WHAT IS REQUIRED: Copy the records below exactly, omitting any pictures they contain.

++++++

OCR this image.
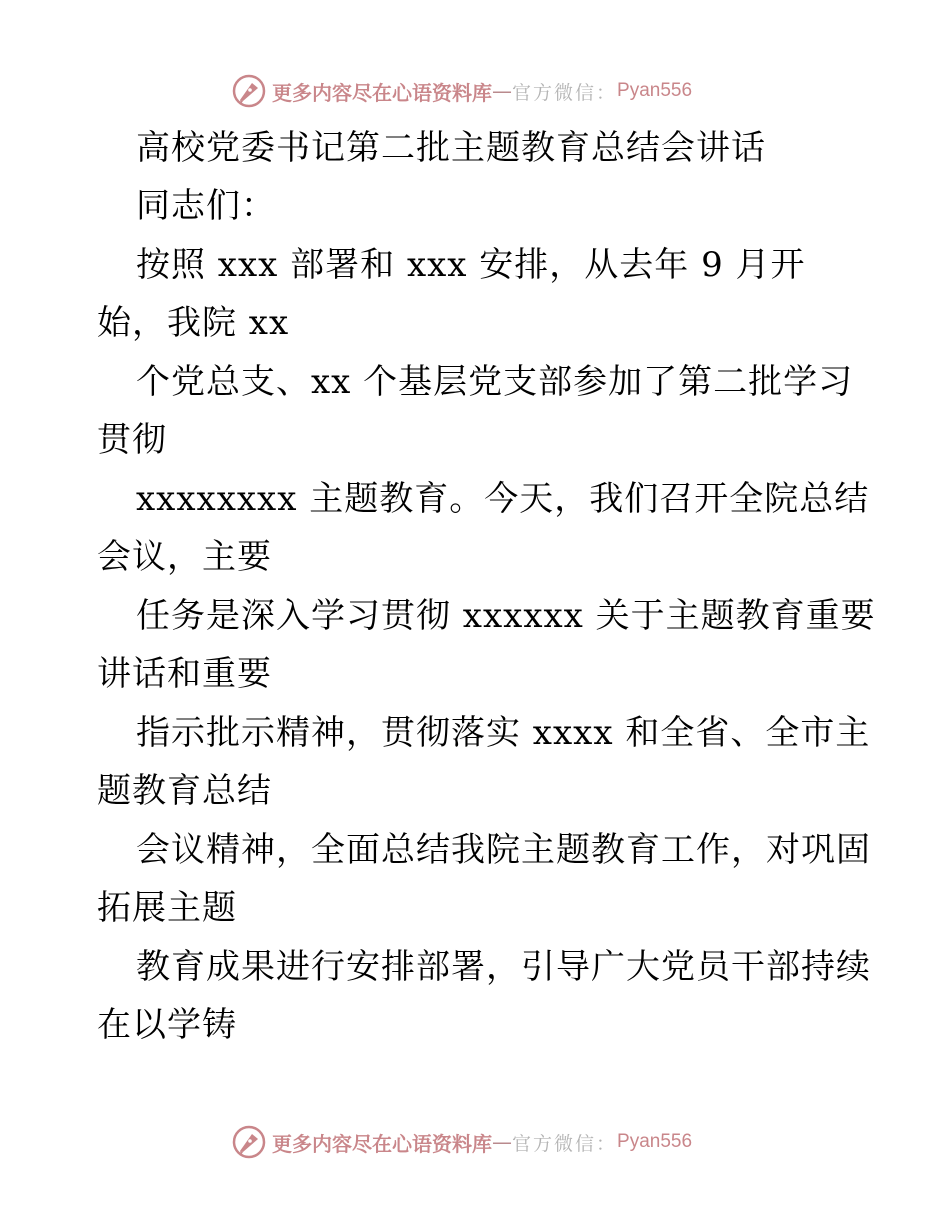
更多内容尽在心语资料库 — 官方微信： Pyan556
高校党委书记第二批主题教育总结会讲话
同志们：
按照 xxx 部署和 xxx 安排，从去年 9 月开
始，我院 xx
个党总支、xx 个基层党支部参加了第二批学习
贯彻
xxxxxxxx 主题教育。今天，我们召开全院总结
会议，主要
任务是深入学习贯彻 xxxxxx 关于主题教育重要
讲话和重要
指示批示精神，贯彻落实 xxxx 和全省、全市主
题教育总结
会议精神，全面总结我院主题教育工作，对巩固
拓展主题
教育成果进行安排部署，引导广大党员干部持续
在以学铸
更多内容尽在心语资料库 — 官方微信： Pyan556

++++++

RESULT:
OCR this image.
更多内容尽在心语资料库 — 官方微信： Pyan556
高校党委书记第二批主题教育总结会讲话
同志们：
按照 xxx 部署和 xxx 安排，从去年 9 月开
始，我院 xx
个党总支、xx 个基层党支部参加了第二批学习
贯彻
xxxxxxxx 主题教育。今天，我们召开全院总结
会议，主要
任务是深入学习贯彻 xxxxxx 关于主题教育重要
讲话和重要
指示批示精神，贯彻落实 xxxx 和全省、全市主
题教育总结
会议精神，全面总结我院主题教育工作，对巩固
拓展主题
教育成果进行安排部署，引导广大党员干部持续
在以学铸
更多内容尽在心语资料库 — 官方微信： Pyan556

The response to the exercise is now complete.